● **Exercise prompt**
Every line of the material below should be repeated exactly.

Structured figure records

# # # # # # #

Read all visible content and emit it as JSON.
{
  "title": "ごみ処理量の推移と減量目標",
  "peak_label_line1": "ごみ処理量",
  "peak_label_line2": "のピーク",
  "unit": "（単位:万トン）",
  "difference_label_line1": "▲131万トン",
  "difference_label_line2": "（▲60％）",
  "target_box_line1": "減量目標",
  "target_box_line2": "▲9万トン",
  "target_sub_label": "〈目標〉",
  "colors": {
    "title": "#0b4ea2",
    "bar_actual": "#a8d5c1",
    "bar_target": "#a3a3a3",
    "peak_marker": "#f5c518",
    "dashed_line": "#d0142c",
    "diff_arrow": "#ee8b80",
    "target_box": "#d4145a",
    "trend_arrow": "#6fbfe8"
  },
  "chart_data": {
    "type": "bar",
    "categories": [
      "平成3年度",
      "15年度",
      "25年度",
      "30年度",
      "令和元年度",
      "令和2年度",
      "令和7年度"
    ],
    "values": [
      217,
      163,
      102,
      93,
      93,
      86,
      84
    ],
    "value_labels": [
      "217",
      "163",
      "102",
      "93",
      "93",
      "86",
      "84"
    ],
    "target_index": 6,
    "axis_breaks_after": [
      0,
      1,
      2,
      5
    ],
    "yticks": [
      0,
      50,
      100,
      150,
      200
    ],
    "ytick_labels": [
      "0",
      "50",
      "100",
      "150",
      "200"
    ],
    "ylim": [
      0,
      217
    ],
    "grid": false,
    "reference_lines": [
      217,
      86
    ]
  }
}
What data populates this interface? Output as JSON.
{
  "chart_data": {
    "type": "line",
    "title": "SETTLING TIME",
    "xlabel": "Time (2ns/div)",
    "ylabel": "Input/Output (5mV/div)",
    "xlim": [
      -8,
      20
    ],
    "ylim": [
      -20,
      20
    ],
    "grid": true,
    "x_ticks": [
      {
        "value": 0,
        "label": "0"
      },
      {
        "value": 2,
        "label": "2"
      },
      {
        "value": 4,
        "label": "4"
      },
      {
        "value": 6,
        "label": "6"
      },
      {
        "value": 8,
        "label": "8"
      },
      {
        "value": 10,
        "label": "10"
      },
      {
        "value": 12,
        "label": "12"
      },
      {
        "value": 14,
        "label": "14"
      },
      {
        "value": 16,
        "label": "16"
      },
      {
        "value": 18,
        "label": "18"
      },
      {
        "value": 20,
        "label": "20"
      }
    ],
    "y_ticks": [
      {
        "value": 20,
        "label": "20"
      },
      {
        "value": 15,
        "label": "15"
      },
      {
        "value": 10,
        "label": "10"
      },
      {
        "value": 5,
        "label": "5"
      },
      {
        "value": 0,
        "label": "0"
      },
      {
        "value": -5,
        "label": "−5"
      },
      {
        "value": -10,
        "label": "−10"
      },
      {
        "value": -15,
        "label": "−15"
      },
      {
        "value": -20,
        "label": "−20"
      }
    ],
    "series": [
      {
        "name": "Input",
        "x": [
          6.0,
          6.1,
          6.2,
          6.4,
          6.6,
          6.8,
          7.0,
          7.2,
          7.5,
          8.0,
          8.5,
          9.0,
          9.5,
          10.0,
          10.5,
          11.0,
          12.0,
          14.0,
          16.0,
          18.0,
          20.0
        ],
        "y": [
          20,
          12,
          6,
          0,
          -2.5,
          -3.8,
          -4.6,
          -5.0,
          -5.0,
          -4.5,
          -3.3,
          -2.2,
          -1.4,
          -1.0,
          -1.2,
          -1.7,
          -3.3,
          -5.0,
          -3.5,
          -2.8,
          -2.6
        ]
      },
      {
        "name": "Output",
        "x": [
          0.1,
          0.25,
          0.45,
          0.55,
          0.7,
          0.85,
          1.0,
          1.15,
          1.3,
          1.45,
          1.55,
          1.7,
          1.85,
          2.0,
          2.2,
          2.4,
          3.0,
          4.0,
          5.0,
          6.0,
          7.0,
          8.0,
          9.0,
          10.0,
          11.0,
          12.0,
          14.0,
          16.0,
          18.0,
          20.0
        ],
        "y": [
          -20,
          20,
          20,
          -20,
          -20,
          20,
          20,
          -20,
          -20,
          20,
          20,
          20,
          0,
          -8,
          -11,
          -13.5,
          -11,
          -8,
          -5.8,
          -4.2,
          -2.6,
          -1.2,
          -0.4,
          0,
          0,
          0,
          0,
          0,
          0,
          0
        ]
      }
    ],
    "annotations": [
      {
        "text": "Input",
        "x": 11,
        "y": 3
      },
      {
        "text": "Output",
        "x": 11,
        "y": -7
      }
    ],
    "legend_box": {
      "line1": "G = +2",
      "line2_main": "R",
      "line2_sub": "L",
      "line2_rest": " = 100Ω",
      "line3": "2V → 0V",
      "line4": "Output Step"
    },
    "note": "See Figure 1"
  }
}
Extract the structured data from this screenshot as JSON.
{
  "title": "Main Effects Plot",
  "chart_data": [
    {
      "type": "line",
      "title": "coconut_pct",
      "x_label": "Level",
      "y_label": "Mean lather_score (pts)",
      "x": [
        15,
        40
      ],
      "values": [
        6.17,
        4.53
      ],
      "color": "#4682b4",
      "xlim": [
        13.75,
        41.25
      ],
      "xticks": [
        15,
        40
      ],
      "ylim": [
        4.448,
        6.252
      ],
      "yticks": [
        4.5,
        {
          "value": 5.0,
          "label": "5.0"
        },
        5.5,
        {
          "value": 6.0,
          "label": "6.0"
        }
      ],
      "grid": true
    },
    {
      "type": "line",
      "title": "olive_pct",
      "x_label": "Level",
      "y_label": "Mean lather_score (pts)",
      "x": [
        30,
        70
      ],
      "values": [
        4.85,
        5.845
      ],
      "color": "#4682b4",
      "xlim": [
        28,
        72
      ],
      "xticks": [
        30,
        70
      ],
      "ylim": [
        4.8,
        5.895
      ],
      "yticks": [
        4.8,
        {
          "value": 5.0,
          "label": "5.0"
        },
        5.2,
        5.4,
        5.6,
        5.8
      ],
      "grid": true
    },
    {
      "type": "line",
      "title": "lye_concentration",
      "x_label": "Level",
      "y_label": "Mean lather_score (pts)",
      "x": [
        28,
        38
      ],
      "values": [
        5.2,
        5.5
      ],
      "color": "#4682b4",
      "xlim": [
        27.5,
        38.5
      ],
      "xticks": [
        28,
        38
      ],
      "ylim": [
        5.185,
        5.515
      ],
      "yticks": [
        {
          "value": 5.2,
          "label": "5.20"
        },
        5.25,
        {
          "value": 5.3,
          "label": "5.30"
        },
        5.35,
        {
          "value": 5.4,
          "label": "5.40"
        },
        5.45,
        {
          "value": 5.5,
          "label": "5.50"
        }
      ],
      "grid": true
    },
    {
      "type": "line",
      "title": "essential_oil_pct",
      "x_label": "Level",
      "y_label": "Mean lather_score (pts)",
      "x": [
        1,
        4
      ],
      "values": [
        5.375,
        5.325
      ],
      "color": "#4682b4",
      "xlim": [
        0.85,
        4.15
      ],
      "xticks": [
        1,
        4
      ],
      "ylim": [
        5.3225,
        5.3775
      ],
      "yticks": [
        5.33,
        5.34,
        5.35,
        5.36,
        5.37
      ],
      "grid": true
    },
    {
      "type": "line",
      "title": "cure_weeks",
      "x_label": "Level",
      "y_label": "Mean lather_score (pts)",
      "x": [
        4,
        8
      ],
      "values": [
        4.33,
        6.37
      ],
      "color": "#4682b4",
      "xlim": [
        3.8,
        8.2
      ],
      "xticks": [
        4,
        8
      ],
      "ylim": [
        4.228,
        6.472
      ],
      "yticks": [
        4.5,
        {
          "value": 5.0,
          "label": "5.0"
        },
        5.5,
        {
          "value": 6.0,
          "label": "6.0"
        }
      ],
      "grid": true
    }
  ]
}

# # # # # # #

● **Exercise solution**
Read all visible content and emit it as JSON.
{
  "title": "ごみ処理量の推移と減量目標",
  "peak_label_line1": "ごみ処理量",
  "peak_label_line2": "のピーク",
  "unit": "（単位:万トン）",
  "difference_label_line1": "▲131万トン",
  "difference_label_line2": "（▲60％）",
  "target_box_line1": "減量目標",
  "target_box_line2": "▲9万トン",
  "target_sub_label": "〈目標〉",
  "colors": {
    "title": "#0b4ea2",
    "bar_actual": "#a8d5c1",
    "bar_target": "#a3a3a3",
    "peak_marker": "#f5c518",
    "dashed_line": "#d0142c",
    "diff_arrow": "#ee8b80",
    "target_box": "#d4145a",
    "trend_arrow": "#6fbfe8"
  },
  "chart_data": {
    "type": "bar",
    "categories": [
      "平成3年度",
      "15年度",
      "25年度",
      "30年度",
      "令和元年度",
      "令和2年度",
      "令和7年度"
    ],
    "values": [
      217,
      163,
      102,
      93,
      93,
      86,
      84
    ],
    "value_labels": [
      "217",
      "163",
      "102",
      "93",
      "93",
      "86",
      "84"
    ],
    "target_index": 6,
    "axis_breaks_after": [
      0,
      1,
      2,
      5
    ],
    "yticks": [
      0,
      50,
      100,
      150,
      200
    ],
    "ytick_labels": [
      "0",
      "50",
      "100",
      "150",
      "200"
    ],
    "ylim": [
      0,
      217
    ],
    "grid": false,
    "reference_lines": [
      217,
      86
    ]
  }
}
What data populates this interface? Output as JSON.
{
  "chart_data": {
    "type": "line",
    "title": "SETTLING TIME",
    "xlabel": "Time (2ns/div)",
    "ylabel": "Input/Output (5mV/div)",
    "xlim": [
      -8,
      20
    ],
    "ylim": [
      -20,
      20
    ],
    "grid": true,
    "x_ticks": [
      {
        "value": 0,
        "label": "0"
      },
      {
        "value": 2,
        "label": "2"
      },
      {
        "value": 4,
        "label": "4"
      },
      {
        "value": 6,
        "label": "6"
      },
      {
        "value": 8,
        "label": "8"
      },
      {
        "value": 10,
        "label": "10"
      },
      {
        "value": 12,
        "label": "12"
      },
      {
        "value": 14,
        "label": "14"
      },
      {
        "value": 16,
        "label": "16"
      },
      {
        "value": 18,
        "label": "18"
      },
      {
        "value": 20,
        "label": "20"
      }
    ],
    "y_ticks": [
      {
        "value": 20,
        "label": "20"
      },
      {
        "value": 15,
        "label": "15"
      },
      {
        "value": 10,
        "label": "10"
      },
      {
        "value": 5,
        "label": "5"
      },
      {
        "value": 0,
        "label": "0"
      },
      {
        "value": -5,
        "label": "−5"
      },
      {
        "value": -10,
        "label": "−10"
      },
      {
        "value": -15,
        "label": "−15"
      },
      {
        "value": -20,
        "label": "−20"
      }
    ],
    "series": [
      {
        "name": "Input",
        "x": [
          6.0,
          6.1,
          6.2,
          6.4,
          6.6,
          6.8,
          7.0,
          7.2,
          7.5,
          8.0,
          8.5,
          9.0,
          9.5,
          10.0,
          10.5,
          11.0,
          12.0,
          14.0,
          16.0,
          18.0,
          20.0
        ],
        "y": [
          20,
          12,
          6,
          0,
          -2.5,
          -3.8,
          -4.6,
          -5.0,
          -5.0,
          -4.5,
          -3.3,
          -2.2,
          -1.4,
          -1.0,
          -1.2,
          -1.7,
          -3.3,
          -5.0,
          -3.5,
          -2.8,
          -2.6
        ]
      },
      {
        "name": "Output",
        "x": [
          0.1,
          0.25,
          0.45,
          0.55,
          0.7,
          0.85,
          1.0,
          1.15,
          1.3,
          1.45,
          1.55,
          1.7,
          1.85,
          2.0,
          2.2,
          2.4,
          3.0,
          4.0,
          5.0,
          6.0,
          7.0,
          8.0,
          9.0,
          10.0,
          11.0,
          12.0,
          14.0,
          16.0,
          18.0,
          20.0
        ],
        "y": [
          -20,
          20,
          20,
          -20,
          -20,
          20,
          20,
          -20,
          -20,
          20,
          20,
          20,
          0,
          -8,
          -11,
          -13.5,
          -11,
          -8,
          -5.8,
          -4.2,
          -2.6,
          -1.2,
          -0.4,
          0,
          0,
          0,
          0,
          0,
          0,
          0
        ]
      }
    ],
    "annotations": [
      {
        "text": "Input",
        "x": 11,
        "y": 3
      },
      {
        "text": "Output",
        "x": 11,
        "y": -7
      }
    ],
    "legend_box": {
      "line1": "G = +2",
      "line2_main": "R",
      "line2_sub": "L",
      "line2_rest": " = 100Ω",
      "line3": "2V → 0V",
      "line4": "Output Step"
    },
    "note": "See Figure 1"
  }
}
Extract the structured data from this screenshot as JSON.
{
  "title": "Main Effects Plot",
  "chart_data": [
    {
      "type": "line",
      "title": "coconut_pct",
      "x_label": "Level",
      "y_label": "Mean lather_score (pts)",
      "x": [
        15,
        40
      ],
      "values": [
        6.17,
        4.53
      ],
      "color": "#4682b4",
      "xlim": [
        13.75,
        41.25
      ],
      "xticks": [
        15,
        40
      ],
      "ylim": [
        4.448,
        6.252
      ],
      "yticks": [
        4.5,
        {
          "value": 5.0,
          "label": "5.0"
        },
        5.5,
        {
          "value": 6.0,
          "label": "6.0"
        }
      ],
      "grid": true
    },
    {
      "type": "line",
      "title": "olive_pct",
      "x_label": "Level",
      "y_label": "Mean lather_score (pts)",
      "x": [
        30,
        70
      ],
      "values": [
        4.85,
        5.845
      ],
      "color": "#4682b4",
      "xlim": [
        28,
        72
      ],
      "xticks": [
        30,
        70
      ],
      "ylim": [
        4.8,
        5.895
      ],
      "yticks": [
        4.8,
        {
          "value": 5.0,
          "label": "5.0"
        },
        5.2,
        5.4,
        5.6,
        5.8
      ],
      "grid": true
    },
    {
      "type": "line",
      "title": "lye_concentration",
      "x_label": "Level",
      "y_label": "Mean lather_score (pts)",
      "x": [
        28,
        38
      ],
      "values": [
        5.2,
        5.5
      ],
      "color": "#4682b4",
      "xlim": [
        27.5,
        38.5
      ],
      "xticks": [
        28,
        38
      ],
      "ylim": [
        5.185,
        5.515
      ],
      "yticks": [
        {
          "value": 5.2,
          "label": "5.20"
        },
        5.25,
        {
          "value": 5.3,
          "label": "5.30"
        },
        5.35,
        {
          "value": 5.4,
          "label": "5.40"
        },
        5.45,
        {
          "value": 5.5,
          "label": "5.50"
        }
      ],
      "grid": true
    },
    {
      "type": "line",
      "title": "essential_oil_pct",
      "x_label": "Level",
      "y_label": "Mean lather_score (pts)",
      "x": [
        1,
        4
      ],
      "values": [
        5.375,
        5.325
      ],
      "color": "#4682b4",
      "xlim": [
        0.85,
        4.15
      ],
      "xticks": [
        1,
        4
      ],
      "ylim": [
        5.3225,
        5.3775
      ],
      "yticks": [
        5.33,
        5.34,
        5.35,
        5.36,
        5.37
      ],
      "grid": true
    },
    {
      "type": "line",
      "title": "cure_weeks",
      "x_label": "Level",
      "y_label": "Mean lather_score (pts)",
      "x": [
        4,
        8
      ],
      "values": [
        4.33,
        6.37
      ],
      "color": "#4682b4",
      "xlim": [
        3.8,
        8.2
      ],
      "xticks": [
        4,
        8
      ],
      "ylim": [
        4.228,
        6.472
      ],
      "yticks": [
        4.5,
        {
          "value": 5.0,
          "label": "5.0"
        },
        5.5,
        {
          "value": 6.0,
          "label": "6.0"
        }
      ],
      "grid": true
    }
  ]
}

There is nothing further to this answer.